— START Data extract —
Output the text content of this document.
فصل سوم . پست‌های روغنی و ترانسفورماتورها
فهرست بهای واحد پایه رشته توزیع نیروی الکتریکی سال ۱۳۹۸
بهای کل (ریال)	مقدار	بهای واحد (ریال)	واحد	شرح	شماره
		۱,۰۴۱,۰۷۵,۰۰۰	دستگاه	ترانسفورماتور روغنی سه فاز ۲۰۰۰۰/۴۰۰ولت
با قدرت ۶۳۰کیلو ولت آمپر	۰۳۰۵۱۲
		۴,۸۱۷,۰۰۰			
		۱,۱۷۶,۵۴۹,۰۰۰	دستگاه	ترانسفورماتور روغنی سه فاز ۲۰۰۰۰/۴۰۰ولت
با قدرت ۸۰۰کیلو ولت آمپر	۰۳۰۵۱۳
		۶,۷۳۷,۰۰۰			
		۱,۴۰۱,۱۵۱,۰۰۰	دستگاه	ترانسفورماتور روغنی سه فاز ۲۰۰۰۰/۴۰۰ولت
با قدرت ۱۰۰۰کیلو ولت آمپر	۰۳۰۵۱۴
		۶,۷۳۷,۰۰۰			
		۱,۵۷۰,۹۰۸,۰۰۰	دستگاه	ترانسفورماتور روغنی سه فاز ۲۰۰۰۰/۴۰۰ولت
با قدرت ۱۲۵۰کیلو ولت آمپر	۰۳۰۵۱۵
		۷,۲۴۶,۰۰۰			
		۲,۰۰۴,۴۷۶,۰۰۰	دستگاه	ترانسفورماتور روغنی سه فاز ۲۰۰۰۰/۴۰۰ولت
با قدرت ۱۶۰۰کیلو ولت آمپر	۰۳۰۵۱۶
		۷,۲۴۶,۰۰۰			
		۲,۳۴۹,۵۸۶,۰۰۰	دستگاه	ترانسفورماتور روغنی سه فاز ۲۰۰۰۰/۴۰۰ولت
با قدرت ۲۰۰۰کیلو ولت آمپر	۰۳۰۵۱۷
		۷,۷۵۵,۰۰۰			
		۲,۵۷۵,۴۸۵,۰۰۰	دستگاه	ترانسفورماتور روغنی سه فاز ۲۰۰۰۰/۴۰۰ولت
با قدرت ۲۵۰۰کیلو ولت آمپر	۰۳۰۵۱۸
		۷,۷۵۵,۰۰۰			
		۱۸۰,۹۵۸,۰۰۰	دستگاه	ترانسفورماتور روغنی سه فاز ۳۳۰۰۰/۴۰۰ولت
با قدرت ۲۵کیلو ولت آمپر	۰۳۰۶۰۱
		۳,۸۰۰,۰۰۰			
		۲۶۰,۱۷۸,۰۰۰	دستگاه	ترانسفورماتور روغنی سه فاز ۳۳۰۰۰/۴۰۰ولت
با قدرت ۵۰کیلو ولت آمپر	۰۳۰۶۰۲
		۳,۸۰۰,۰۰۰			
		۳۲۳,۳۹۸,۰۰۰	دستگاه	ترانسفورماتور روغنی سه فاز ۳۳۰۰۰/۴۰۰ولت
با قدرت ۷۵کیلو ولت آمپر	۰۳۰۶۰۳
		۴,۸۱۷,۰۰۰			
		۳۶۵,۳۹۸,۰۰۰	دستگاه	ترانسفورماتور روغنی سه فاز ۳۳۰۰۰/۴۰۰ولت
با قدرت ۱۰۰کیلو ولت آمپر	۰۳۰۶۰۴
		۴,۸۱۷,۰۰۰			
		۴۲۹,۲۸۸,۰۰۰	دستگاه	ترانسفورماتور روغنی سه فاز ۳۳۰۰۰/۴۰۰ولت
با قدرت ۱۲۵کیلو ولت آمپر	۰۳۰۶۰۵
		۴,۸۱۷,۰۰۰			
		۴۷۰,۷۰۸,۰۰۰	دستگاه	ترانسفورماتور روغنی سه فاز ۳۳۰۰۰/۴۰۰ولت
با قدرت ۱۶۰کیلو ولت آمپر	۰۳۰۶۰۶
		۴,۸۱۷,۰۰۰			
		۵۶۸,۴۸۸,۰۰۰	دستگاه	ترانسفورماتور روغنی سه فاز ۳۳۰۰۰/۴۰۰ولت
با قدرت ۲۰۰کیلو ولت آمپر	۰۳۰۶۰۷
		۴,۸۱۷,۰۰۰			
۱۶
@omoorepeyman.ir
— END Data extract —
- _Problem description_
Make a copy of each line that contains the string "بهای".

- _Output for this task_
فهرست بهای واحد پایه رشته توزیع نیروی الکتریکی سال ۱۳۹۸
بهای کل (ریال)	مقدار	بهای واحد (ریال)	واحد	شرح	شماره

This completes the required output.